Return every record exactly as written.

[Excerpts from a figure dataset]
------------------------------------

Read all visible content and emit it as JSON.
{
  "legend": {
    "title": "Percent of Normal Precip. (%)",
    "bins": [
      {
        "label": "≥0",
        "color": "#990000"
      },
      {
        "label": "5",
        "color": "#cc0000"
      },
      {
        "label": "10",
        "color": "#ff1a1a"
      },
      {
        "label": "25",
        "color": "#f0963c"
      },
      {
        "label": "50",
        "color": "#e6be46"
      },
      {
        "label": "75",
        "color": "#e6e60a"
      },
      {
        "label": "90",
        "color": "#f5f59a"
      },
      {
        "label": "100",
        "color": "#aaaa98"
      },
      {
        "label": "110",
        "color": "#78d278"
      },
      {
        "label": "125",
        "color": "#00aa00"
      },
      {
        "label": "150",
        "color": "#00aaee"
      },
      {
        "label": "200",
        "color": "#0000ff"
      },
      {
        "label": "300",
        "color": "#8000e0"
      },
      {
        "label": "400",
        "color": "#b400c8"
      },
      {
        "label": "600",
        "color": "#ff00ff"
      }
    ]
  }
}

------------------------------------

**Solution to this problem**
Read all visible content and emit it as JSON.
{
  "legend": {
    "title": "Percent of Normal Precip. (%)",
    "bins": [
      {
        "label": "≥0",
        "color": "#990000"
      },
      {
        "label": "5",
        "color": "#cc0000"
      },
      {
        "label": "10",
        "color": "#ff1a1a"
      },
      {
        "label": "25",
        "color": "#f0963c"
      },
      {
        "label": "50",
        "color": "#e6be46"
      },
      {
        "label": "75",
        "color": "#e6e60a"
      },
      {
        "label": "90",
        "color": "#f5f59a"
      },
      {
        "label": "100",
        "color": "#aaaa98"
      },
      {
        "label": "110",
        "color": "#78d278"
      },
      {
        "label": "125",
        "color": "#00aa00"
      },
      {
        "label": "150",
        "color": "#00aaee"
      },
      {
        "label": "200",
        "color": "#0000ff"
      },
      {
        "label": "300",
        "color": "#8000e0"
      },
      {
        "label": "400",
        "color": "#b400c8"
      },
      {
        "label": "600",
        "color": "#ff00ff"
      }
    ]
  }
}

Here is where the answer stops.